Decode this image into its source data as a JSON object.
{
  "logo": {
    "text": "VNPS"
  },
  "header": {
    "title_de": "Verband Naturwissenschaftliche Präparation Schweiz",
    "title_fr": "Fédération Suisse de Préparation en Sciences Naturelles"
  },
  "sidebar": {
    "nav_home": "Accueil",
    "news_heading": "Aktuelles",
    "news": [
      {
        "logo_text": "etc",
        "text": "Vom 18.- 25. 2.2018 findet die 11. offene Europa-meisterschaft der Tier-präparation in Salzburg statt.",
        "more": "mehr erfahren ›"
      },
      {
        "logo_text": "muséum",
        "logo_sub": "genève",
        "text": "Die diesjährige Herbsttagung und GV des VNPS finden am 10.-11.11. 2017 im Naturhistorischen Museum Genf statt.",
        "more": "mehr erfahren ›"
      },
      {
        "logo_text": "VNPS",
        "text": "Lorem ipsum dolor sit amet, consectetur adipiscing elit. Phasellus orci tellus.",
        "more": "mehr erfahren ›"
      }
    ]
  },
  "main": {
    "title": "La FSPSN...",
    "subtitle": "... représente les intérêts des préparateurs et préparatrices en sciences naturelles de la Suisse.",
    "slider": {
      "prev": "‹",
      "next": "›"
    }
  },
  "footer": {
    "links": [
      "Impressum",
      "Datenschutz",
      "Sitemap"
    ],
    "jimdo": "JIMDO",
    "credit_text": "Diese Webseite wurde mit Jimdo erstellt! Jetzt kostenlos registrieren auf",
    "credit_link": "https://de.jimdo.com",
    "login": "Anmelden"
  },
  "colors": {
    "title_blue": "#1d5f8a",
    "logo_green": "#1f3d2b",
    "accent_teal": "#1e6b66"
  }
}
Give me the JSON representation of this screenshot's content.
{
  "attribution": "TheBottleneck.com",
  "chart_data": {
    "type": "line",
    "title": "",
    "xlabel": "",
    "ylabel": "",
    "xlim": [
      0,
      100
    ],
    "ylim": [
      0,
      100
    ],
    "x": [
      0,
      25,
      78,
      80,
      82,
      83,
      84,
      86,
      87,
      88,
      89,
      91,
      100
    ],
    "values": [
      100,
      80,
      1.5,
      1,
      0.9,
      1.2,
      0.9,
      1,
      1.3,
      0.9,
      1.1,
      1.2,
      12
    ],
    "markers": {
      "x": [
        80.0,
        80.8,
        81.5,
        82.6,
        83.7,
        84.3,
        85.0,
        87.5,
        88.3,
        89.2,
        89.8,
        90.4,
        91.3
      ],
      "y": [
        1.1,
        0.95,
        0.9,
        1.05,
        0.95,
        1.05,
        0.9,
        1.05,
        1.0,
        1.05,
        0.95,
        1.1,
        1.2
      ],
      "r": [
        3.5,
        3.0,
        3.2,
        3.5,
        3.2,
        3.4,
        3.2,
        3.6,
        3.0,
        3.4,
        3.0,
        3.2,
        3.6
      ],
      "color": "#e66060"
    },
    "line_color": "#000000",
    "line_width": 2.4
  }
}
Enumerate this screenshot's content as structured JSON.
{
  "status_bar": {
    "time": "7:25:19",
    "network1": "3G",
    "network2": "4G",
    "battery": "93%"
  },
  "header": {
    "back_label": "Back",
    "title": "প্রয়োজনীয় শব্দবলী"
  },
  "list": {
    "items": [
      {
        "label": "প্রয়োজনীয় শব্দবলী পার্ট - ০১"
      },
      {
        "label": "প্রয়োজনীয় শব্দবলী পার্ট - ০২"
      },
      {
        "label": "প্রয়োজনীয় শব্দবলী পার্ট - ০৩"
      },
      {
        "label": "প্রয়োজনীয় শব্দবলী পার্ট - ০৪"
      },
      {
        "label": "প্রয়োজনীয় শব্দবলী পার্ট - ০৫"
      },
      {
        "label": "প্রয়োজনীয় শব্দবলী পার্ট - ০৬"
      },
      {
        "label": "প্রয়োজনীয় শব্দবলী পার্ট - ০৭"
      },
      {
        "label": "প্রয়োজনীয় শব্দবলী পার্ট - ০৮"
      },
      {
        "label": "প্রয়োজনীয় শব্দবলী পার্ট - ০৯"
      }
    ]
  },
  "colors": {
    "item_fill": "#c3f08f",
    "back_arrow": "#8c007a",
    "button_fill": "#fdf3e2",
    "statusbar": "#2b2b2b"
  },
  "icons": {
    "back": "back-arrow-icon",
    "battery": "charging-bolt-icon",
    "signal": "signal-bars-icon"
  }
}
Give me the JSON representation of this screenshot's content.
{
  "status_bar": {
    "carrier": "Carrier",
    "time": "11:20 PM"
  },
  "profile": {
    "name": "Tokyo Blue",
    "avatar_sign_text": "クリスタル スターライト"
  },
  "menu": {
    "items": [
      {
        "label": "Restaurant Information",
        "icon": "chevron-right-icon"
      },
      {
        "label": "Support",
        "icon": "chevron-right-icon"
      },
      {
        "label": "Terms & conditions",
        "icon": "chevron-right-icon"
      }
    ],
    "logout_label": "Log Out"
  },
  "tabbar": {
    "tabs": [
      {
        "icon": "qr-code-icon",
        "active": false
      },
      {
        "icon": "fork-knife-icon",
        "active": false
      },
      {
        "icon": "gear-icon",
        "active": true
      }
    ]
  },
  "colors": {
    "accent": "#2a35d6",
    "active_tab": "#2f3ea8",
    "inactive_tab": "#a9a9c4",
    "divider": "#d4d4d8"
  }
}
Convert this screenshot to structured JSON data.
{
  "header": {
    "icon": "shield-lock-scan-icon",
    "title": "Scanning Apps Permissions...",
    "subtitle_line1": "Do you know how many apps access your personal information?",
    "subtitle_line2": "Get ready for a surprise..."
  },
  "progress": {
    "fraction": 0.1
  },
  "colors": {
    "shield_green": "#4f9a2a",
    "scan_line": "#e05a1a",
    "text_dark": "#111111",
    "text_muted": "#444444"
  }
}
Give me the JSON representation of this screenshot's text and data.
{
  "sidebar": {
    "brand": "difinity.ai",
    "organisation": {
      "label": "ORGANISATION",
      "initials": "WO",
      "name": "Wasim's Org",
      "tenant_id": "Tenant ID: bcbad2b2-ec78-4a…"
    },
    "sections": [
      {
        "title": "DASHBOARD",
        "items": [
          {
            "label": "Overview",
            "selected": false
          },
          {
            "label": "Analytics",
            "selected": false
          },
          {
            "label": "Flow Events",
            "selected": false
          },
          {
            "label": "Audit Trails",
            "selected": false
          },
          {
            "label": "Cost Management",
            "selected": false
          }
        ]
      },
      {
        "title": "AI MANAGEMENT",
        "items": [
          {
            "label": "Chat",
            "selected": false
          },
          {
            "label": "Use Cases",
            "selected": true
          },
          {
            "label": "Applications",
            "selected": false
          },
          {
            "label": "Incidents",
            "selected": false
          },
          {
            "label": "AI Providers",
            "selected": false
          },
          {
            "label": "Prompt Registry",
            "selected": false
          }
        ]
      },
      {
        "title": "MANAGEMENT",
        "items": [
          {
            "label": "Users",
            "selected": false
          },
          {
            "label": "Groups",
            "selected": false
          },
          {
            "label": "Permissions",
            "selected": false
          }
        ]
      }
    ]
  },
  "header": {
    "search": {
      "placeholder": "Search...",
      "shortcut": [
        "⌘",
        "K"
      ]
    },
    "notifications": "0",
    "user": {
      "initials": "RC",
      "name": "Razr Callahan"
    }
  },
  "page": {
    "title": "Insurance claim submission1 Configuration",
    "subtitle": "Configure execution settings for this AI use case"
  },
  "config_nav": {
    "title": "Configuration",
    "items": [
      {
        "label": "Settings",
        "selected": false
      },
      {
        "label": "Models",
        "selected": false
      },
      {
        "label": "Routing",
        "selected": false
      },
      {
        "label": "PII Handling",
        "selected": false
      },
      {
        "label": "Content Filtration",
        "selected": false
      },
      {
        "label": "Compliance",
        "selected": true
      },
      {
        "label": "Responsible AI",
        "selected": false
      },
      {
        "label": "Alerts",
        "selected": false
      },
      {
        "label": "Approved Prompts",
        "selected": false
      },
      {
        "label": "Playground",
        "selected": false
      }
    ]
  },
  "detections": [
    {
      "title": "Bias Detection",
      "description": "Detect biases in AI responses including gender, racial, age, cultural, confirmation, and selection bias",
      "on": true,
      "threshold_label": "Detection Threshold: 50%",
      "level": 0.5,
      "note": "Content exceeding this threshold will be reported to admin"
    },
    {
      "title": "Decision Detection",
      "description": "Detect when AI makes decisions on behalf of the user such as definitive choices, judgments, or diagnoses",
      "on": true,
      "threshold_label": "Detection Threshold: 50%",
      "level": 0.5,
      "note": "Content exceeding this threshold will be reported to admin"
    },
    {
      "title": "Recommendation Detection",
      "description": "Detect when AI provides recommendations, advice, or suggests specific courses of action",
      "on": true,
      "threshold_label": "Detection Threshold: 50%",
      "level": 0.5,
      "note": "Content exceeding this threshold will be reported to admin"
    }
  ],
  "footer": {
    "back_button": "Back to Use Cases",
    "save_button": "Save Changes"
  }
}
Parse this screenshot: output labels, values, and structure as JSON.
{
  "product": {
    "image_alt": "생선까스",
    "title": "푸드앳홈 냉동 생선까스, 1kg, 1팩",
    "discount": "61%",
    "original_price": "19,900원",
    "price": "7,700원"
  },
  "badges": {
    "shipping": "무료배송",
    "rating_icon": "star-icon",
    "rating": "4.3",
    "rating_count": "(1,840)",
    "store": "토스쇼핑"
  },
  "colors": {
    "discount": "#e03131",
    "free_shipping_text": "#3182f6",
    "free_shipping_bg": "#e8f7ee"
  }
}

******

__Exercise__
Look through the material above and work out how many of its lines contain "Permissions". State the number only.

__Full output__
2